Problem details |
Extract the text of each entry below exactly, leaving every image behind.

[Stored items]

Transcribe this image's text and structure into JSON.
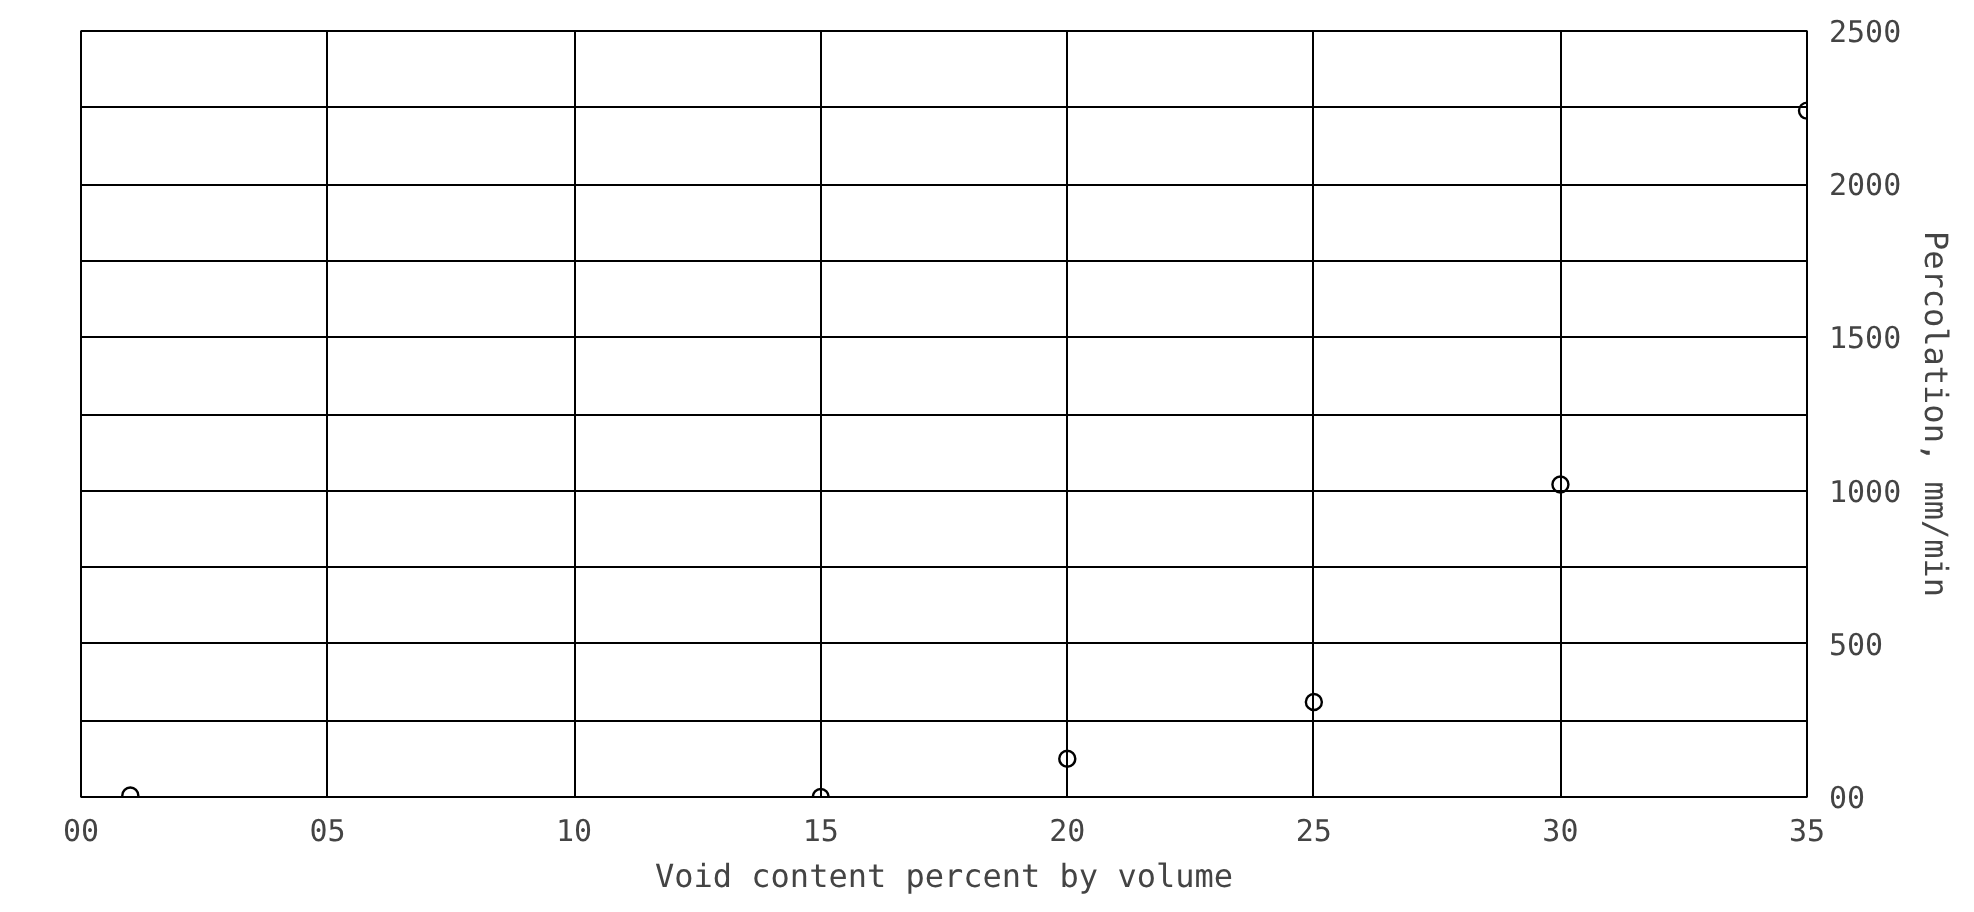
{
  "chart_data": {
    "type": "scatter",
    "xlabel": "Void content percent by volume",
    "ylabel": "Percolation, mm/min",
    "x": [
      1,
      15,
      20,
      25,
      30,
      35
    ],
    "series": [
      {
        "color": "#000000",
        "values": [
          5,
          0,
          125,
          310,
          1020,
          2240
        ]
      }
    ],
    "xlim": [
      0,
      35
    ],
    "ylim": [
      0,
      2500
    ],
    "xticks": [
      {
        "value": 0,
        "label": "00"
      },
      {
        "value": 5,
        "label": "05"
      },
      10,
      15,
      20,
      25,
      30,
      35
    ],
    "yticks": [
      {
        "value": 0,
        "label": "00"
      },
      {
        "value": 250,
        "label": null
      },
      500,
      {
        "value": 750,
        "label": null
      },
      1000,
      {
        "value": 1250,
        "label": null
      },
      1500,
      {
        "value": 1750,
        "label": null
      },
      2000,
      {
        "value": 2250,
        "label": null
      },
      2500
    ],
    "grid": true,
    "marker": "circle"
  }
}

Task result |
Transcribe this image's text and structure into JSON.
{
  "chart_data": {
    "type": "scatter",
    "xlabel": "Void content percent by volume",
    "ylabel": "Percolation, mm/min",
    "x": [
      1,
      15,
      20,
      25,
      30,
      35
    ],
    "series": [
      {
        "color": "#000000",
        "values": [
          5,
          0,
          125,
          310,
          1020,
          2240
        ]
      }
    ],
    "xlim": [
      0,
      35
    ],
    "ylim": [
      0,
      2500
    ],
    "xticks": [
      {
        "value": 0,
        "label": "00"
      },
      {
        "value": 5,
        "label": "05"
      },
      10,
      15,
      20,
      25,
      30,
      35
    ],
    "yticks": [
      {
        "value": 0,
        "label": "00"
      },
      {
        "value": 250,
        "label": null
      },
      500,
      {
        "value": 750,
        "label": null
      },
      1000,
      {
        "value": 1250,
        "label": null
      },
      1500,
      {
        "value": 1750,
        "label": null
      },
      2000,
      {
        "value": 2250,
        "label": null
      },
      2500
    ],
    "grid": true,
    "marker": "circle"
  }
}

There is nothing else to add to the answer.